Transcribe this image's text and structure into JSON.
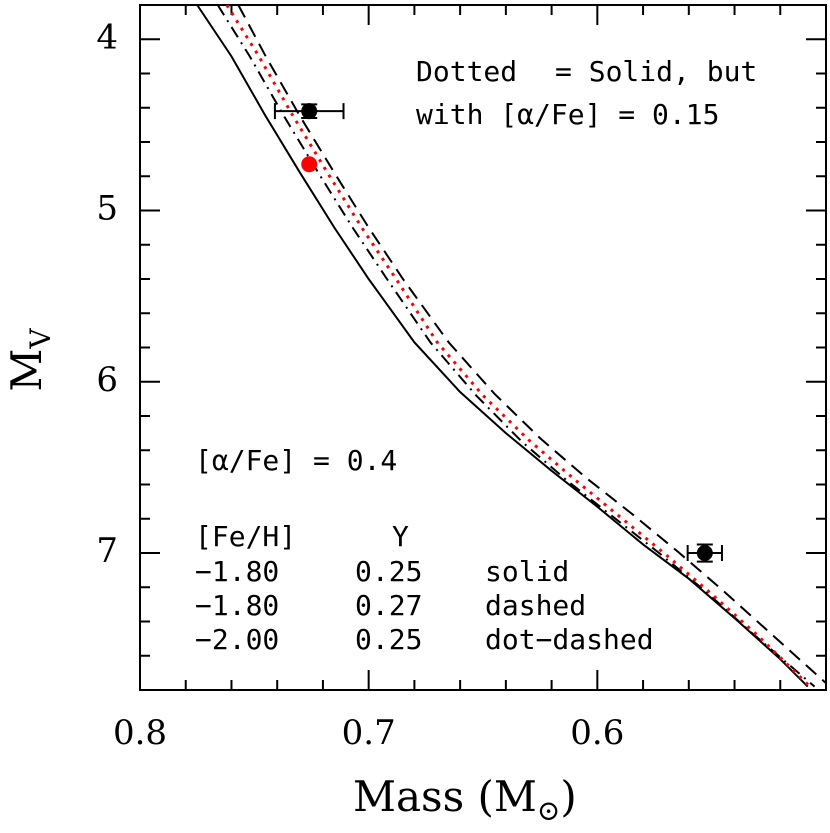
{
  "chart_data": {
    "type": "line",
    "xlabel": [
      "Mass (M",
      "⊙",
      ")"
    ],
    "ylabel": [
      "M",
      "V"
    ],
    "xlim": [
      0.8,
      0.5
    ],
    "ylim": [
      3.8,
      7.8
    ],
    "xticks": [
      {
        "value": 0.8,
        "label": "0.8"
      },
      0.7,
      0.6
    ],
    "yticks": [
      4,
      5,
      6,
      7
    ],
    "xminor": [
      0.78,
      0.76,
      0.74,
      0.72,
      0.68,
      0.66,
      0.64,
      0.62,
      0.58,
      0.56,
      0.54,
      0.52
    ],
    "yminor": [
      4.2,
      4.4,
      4.6,
      4.8,
      5.2,
      5.4,
      5.6,
      5.8,
      6.2,
      6.4,
      6.6,
      6.8,
      7.2,
      7.4,
      7.6
    ],
    "series": [
      {
        "style": "solid",
        "color": "#000000",
        "x": [
          0.775,
          0.76,
          0.745,
          0.73,
          0.715,
          0.7,
          0.68,
          0.66,
          0.64,
          0.62,
          0.6,
          0.58,
          0.56,
          0.54,
          0.52,
          0.508
        ],
        "values": [
          3.8,
          4.1,
          4.45,
          4.78,
          5.1,
          5.4,
          5.77,
          6.06,
          6.3,
          6.52,
          6.73,
          6.95,
          7.15,
          7.38,
          7.62,
          7.78
        ]
      },
      {
        "style": "dashed",
        "color": "#000000",
        "x": [
          0.757,
          0.745,
          0.73,
          0.715,
          0.7,
          0.685,
          0.665,
          0.645,
          0.625,
          0.605,
          0.585,
          0.565,
          0.545,
          0.525,
          0.5
        ],
        "values": [
          3.8,
          4.1,
          4.45,
          4.78,
          5.1,
          5.4,
          5.77,
          6.07,
          6.33,
          6.56,
          6.77,
          6.99,
          7.22,
          7.46,
          7.76
        ]
      },
      {
        "style": "dotdash",
        "color": "#000000",
        "x": [
          0.766,
          0.752,
          0.737,
          0.722,
          0.707,
          0.692,
          0.673,
          0.653,
          0.633,
          0.613,
          0.593,
          0.573,
          0.553,
          0.533,
          0.505
        ],
        "values": [
          3.8,
          4.1,
          4.45,
          4.78,
          5.1,
          5.4,
          5.77,
          6.08,
          6.35,
          6.58,
          6.79,
          7.0,
          7.22,
          7.46,
          7.78
        ]
      },
      {
        "style": "dotted",
        "color": "#ff0000",
        "x": [
          0.762,
          0.748,
          0.733,
          0.718,
          0.703,
          0.688,
          0.67,
          0.65,
          0.63,
          0.61,
          0.59,
          0.57,
          0.55,
          0.53,
          0.507
        ],
        "values": [
          3.8,
          4.1,
          4.45,
          4.78,
          5.1,
          5.4,
          5.77,
          6.08,
          6.34,
          6.57,
          6.79,
          7.01,
          7.24,
          7.48,
          7.78
        ]
      }
    ],
    "points": [
      {
        "x": 0.726,
        "y": 4.42,
        "xerr": 0.015,
        "yerr": 0.04,
        "color": "#000000"
      },
      {
        "x": 0.726,
        "y": 4.73,
        "color": "#ff0000"
      },
      {
        "x": 0.553,
        "y": 7.0,
        "xerr": 0.0075,
        "yerr": 0.05,
        "color": "#000000"
      }
    ],
    "annotations": {
      "dotted_word": "Dotted",
      "dotted_color": "#ff0000",
      "line1_rest": "= Solid, but",
      "line2": "with [α/Fe] = 0.15",
      "alpha": "[α/Fe] = 0.4"
    },
    "legend_table": {
      "header": [
        "[Fe/H]",
        "Y"
      ],
      "rows": [
        [
          "−1.80",
          "0.25",
          "solid"
        ],
        [
          "−1.80",
          "0.27",
          "dashed"
        ],
        [
          "−2.00",
          "0.25",
          "dot−dashed"
        ]
      ]
    }
  }
}
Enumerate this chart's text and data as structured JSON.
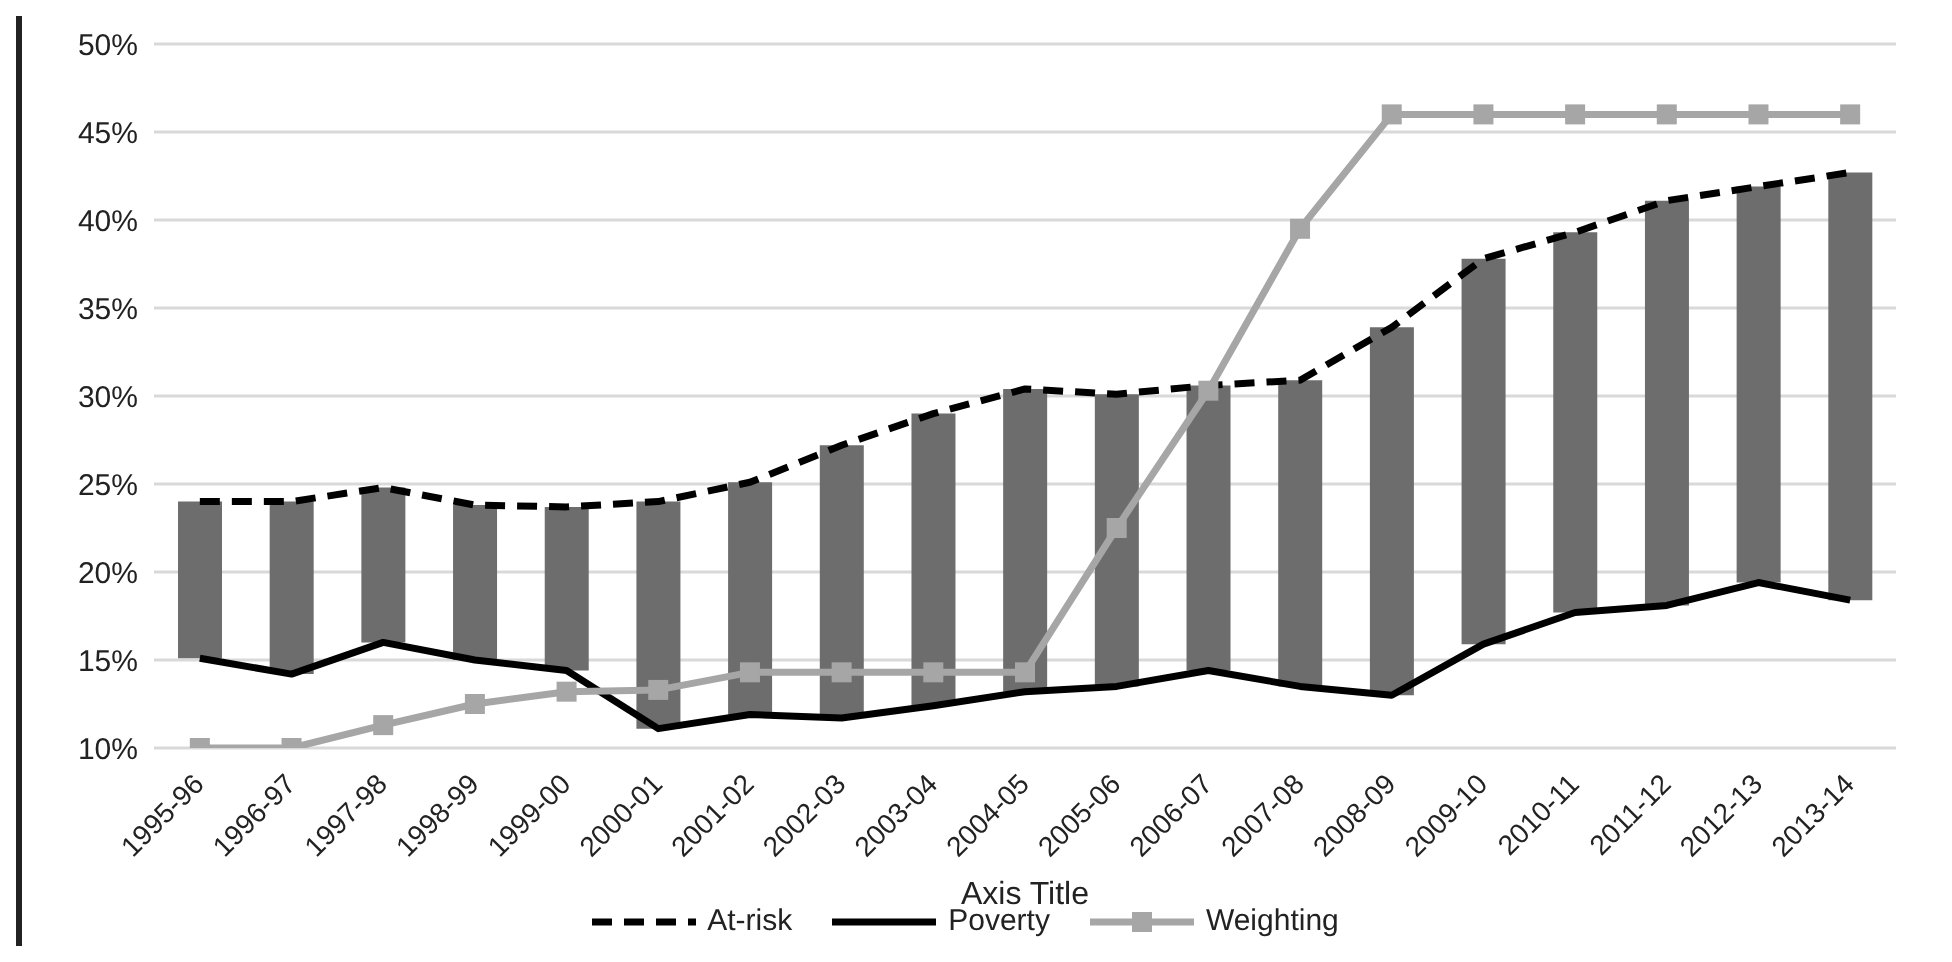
{
  "chart_data": {
    "type": "line",
    "xlabel": "Axis Title",
    "categories": [
      "1995-96",
      "1996-97",
      "1997-98",
      "1998-99",
      "1999-00",
      "2000-01",
      "2001-02",
      "2002-03",
      "2003-04",
      "2004-05",
      "2005-06",
      "2006-07",
      "2007-08",
      "2008-09",
      "2009-10",
      "2010-11",
      "2011-12",
      "2012-13",
      "2013-14"
    ],
    "series": [
      {
        "type": "bar",
        "color": "#6d6d6d",
        "base": [
          15.1,
          14.2,
          16.0,
          15.0,
          14.4,
          11.1,
          11.9,
          11.7,
          12.4,
          13.2,
          13.5,
          14.4,
          13.5,
          13.0,
          15.9,
          17.7,
          18.1,
          19.4,
          18.4
        ],
        "values": [
          8.9,
          9.8,
          8.8,
          8.8,
          9.3,
          12.9,
          13.2,
          15.5,
          16.6,
          17.2,
          16.6,
          16.2,
          17.4,
          20.9,
          21.9,
          21.6,
          23.0,
          22.5,
          24.3
        ]
      },
      {
        "name": "At-risk",
        "color": "#000000",
        "line_style": "dashed",
        "marker": "none",
        "values": [
          24.0,
          24.0,
          24.8,
          23.8,
          23.7,
          24.0,
          25.1,
          27.2,
          29.0,
          30.4,
          30.1,
          30.6,
          30.9,
          33.9,
          37.8,
          39.3,
          41.1,
          41.9,
          42.7
        ]
      },
      {
        "name": "Poverty",
        "color": "#000000",
        "line_style": "solid",
        "marker": "none",
        "values": [
          15.1,
          14.2,
          16.0,
          15.0,
          14.4,
          11.1,
          11.9,
          11.7,
          12.4,
          13.2,
          13.5,
          14.4,
          13.5,
          13.0,
          15.9,
          17.7,
          18.1,
          19.4,
          18.4
        ]
      },
      {
        "name": "Weighting",
        "color": "#a6a6a6",
        "line_style": "solid",
        "marker": "square",
        "values": [
          10.0,
          10.0,
          11.3,
          12.5,
          13.2,
          13.3,
          14.3,
          14.3,
          14.3,
          14.3,
          22.5,
          30.3,
          39.5,
          46.0,
          46.0,
          46.0,
          46.0,
          46.0,
          46.0
        ]
      }
    ],
    "ylim": [
      10,
      50
    ],
    "yticks": [
      {
        "value": 10,
        "label": "10%"
      },
      {
        "value": 15,
        "label": "15%"
      },
      {
        "value": 20,
        "label": "20%"
      },
      {
        "value": 25,
        "label": "25%"
      },
      {
        "value": 30,
        "label": "30%"
      },
      {
        "value": 35,
        "label": "35%"
      },
      {
        "value": 40,
        "label": "40%"
      },
      {
        "value": 45,
        "label": "45%"
      },
      {
        "value": 50,
        "label": "50%"
      }
    ],
    "grid": "y",
    "legend": "bottom"
  }
}
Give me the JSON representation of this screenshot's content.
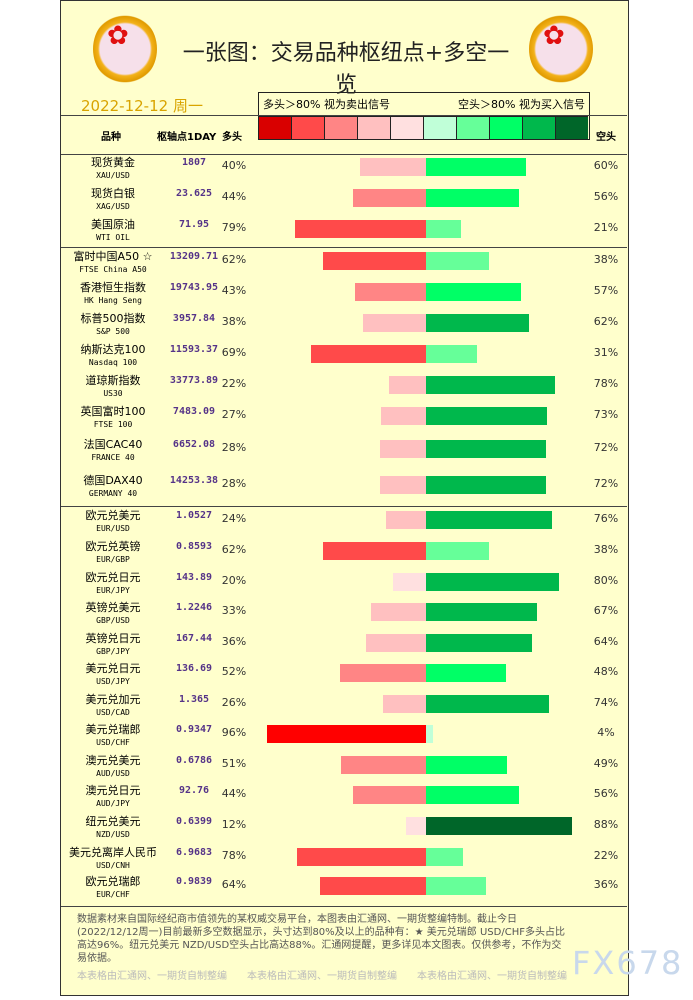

————

**Exercise goal:**
Transcribe the listing in full. Omit the pictures and keep every line exact.

**Result for this exercise:**
Transcribe this image's text and structure into JSON.
{
  "chart_data": {
    "type": "line",
    "xlabel": [
      "Mass (M",
      "⊙",
      ")"
    ],
    "ylabel": [
      "M",
      "V"
    ],
    "xlim": [
      0.8,
      0.5
    ],
    "ylim": [
      3.8,
      7.8
    ],
    "xticks": [
      {
        "value": 0.8,
        "label": "0.8"
      },
      0.7,
      0.6
    ],
    "yticks": [
      4,
      5,
      6,
      7
    ],
    "xminor": [
      0.78,
      0.76,
      0.74,
      0.72,
      0.68,
      0.66,
      0.64,
      0.62,
      0.58,
      0.56,
      0.54,
      0.52
    ],
    "yminor": [
      4.2,
      4.4,
      4.6,
      4.8,
      5.2,
      5.4,
      5.6,
      5.8,
      6.2,
      6.4,
      6.6,
      6.8,
      7.2,
      7.4,
      7.6
    ],
    "series": [
      {
        "style": "solid",
        "color": "#000000",
        "x": [
          0.775,
          0.76,
          0.745,
          0.73,
          0.715,
          0.7,
          0.68,
          0.66,
          0.64,
          0.62,
          0.6,
          0.58,
          0.56,
          0.54,
          0.52,
          0.508
        ],
        "values": [
          3.8,
          4.1,
          4.45,
          4.78,
          5.1,
          5.4,
          5.77,
          6.06,
          6.3,
          6.52,
          6.73,
          6.95,
          7.15,
          7.38,
          7.62,
          7.78
        ]
      },
      {
        "style": "dashed",
        "color": "#000000",
        "x": [
          0.757,
          0.745,
          0.73,
          0.715,
          0.7,
          0.685,
          0.665,
          0.645,
          0.625,
          0.605,
          0.585,
          0.565,
          0.545,
          0.525,
          0.5
        ],
        "values": [
          3.8,
          4.1,
          4.45,
          4.78,
          5.1,
          5.4,
          5.77,
          6.07,
          6.33,
          6.56,
          6.77,
          6.99,
          7.22,
          7.46,
          7.76
        ]
      },
      {
        "style": "dotdash",
        "color": "#000000",
        "x": [
          0.766,
          0.752,
          0.737,
          0.722,
          0.707,
          0.692,
          0.673,
          0.653,
          0.633,
          0.613,
          0.593,
          0.573,
          0.553,
          0.533,
          0.505
        ],
        "values": [
          3.8,
          4.1,
          4.45,
          4.78,
          5.1,
          5.4,
          5.77,
          6.08,
          6.35,
          6.58,
          6.79,
          7.0,
          7.22,
          7.46,
          7.78
        ]
      },
      {
        "style": "dotted",
        "color": "#ff0000",
        "x": [
          0.762,
          0.748,
          0.733,
          0.718,
          0.703,
          0.688,
          0.67,
          0.65,
          0.63,
          0.61,
          0.59,
          0.57,
          0.55,
          0.53,
          0.507
        ],
        "values": [
          3.8,
          4.1,
          4.45,
          4.78,
          5.1,
          5.4,
          5.77,
          6.08,
          6.34,
          6.57,
          6.79,
          7.01,
          7.24,
          7.48,
          7.78
        ]
      }
    ],
    "points": [
      {
        "x": 0.726,
        "y": 4.42,
        "xerr": 0.015,
        "yerr": 0.04,
        "color": "#000000"
      },
      {
        "x": 0.726,
        "y": 4.73,
        "color": "#ff0000"
      },
      {
        "x": 0.553,
        "y": 7.0,
        "xerr": 0.0075,
        "yerr": 0.05,
        "color": "#000000"
      }
    ],
    "annotations": {
      "dotted_word": "Dotted",
      "dotted_color": "#ff0000",
      "line1_rest": "= Solid, but",
      "line2": "with [α/Fe] = 0.15",
      "alpha": "[α/Fe] = 0.4"
    },
    "legend_table": {
      "header": [
        "[Fe/H]",
        "Y"
      ],
      "rows": [
        [
          "−1.80",
          "0.25",
          "solid"
        ],
        [
          "−1.80",
          "0.27",
          "dashed"
        ],
        [
          "−2.00",
          "0.25",
          "dot−dashed"
        ]
      ]
    }
  }
}
Enumerate this chart's text and data as structured JSON.
{
  "chart_data": {
    "type": "line",
    "xlabel": "Axis Title",
    "categories": [
      "1995-96",
      "1996-97",
      "1997-98",
      "1998-99",
      "1999-00",
      "2000-01",
      "2001-02",
      "2002-03",
      "2003-04",
      "2004-05",
      "2005-06",
      "2006-07",
      "2007-08",
      "2008-09",
      "2009-10",
      "2010-11",
      "2011-12",
      "2012-13",
      "2013-14"
    ],
    "series": [
      {
        "type": "bar",
        "color": "#6d6d6d",
        "base": [
          15.1,
          14.2,
          16.0,
          15.0,
          14.4,
          11.1,
          11.9,
          11.7,
          12.4,
          13.2,
          13.5,
          14.4,
          13.5,
          13.0,
          15.9,
          17.7,
          18.1,
          19.4,
          18.4
        ],
        "values": [
          8.9,
          9.8,
          8.8,
          8.8,
          9.3,
          12.9,
          13.2,
          15.5,
          16.6,
          17.2,
          16.6,
          16.2,
          17.4,
          20.9,
          21.9,
          21.6,
          23.0,
          22.5,
          24.3
        ]
      },
      {
        "name": "At-risk",
        "color": "#000000",
        "line_style": "dashed",
        "marker": "none",
        "values": [
          24.0,
          24.0,
          24.8,
          23.8,
          23.7,
          24.0,
          25.1,
          27.2,
          29.0,
          30.4,
          30.1,
          30.6,
          30.9,
          33.9,
          37.8,
          39.3,
          41.1,
          41.9,
          42.7
        ]
      },
      {
        "name": "Poverty",
        "color": "#000000",
        "line_style": "solid",
        "marker": "none",
        "values": [
          15.1,
          14.2,
          16.0,
          15.0,
          14.4,
          11.1,
          11.9,
          11.7,
          12.4,
          13.2,
          13.5,
          14.4,
          13.5,
          13.0,
          15.9,
          17.7,
          18.1,
          19.4,
          18.4
        ]
      },
      {
        "name": "Weighting",
        "color": "#a6a6a6",
        "line_style": "solid",
        "marker": "square",
        "values": [
          10.0,
          10.0,
          11.3,
          12.5,
          13.2,
          13.3,
          14.3,
          14.3,
          14.3,
          14.3,
          22.5,
          30.3,
          39.5,
          46.0,
          46.0,
          46.0,
          46.0,
          46.0,
          46.0
        ]
      }
    ],
    "ylim": [
      10,
      50
    ],
    "yticks": [
      {
        "value": 10,
        "label": "10%"
      },
      {
        "value": 15,
        "label": "15%"
      },
      {
        "value": 20,
        "label": "20%"
      },
      {
        "value": 25,
        "label": "25%"
      },
      {
        "value": 30,
        "label": "30%"
      },
      {
        "value": 35,
        "label": "35%"
      },
      {
        "value": 40,
        "label": "40%"
      },
      {
        "value": 45,
        "label": "45%"
      },
      {
        "value": 50,
        "label": "50%"
      }
    ],
    "grid": "y",
    "legend": "bottom"
  }
}
Give me the JSON representation of this screenshot's content.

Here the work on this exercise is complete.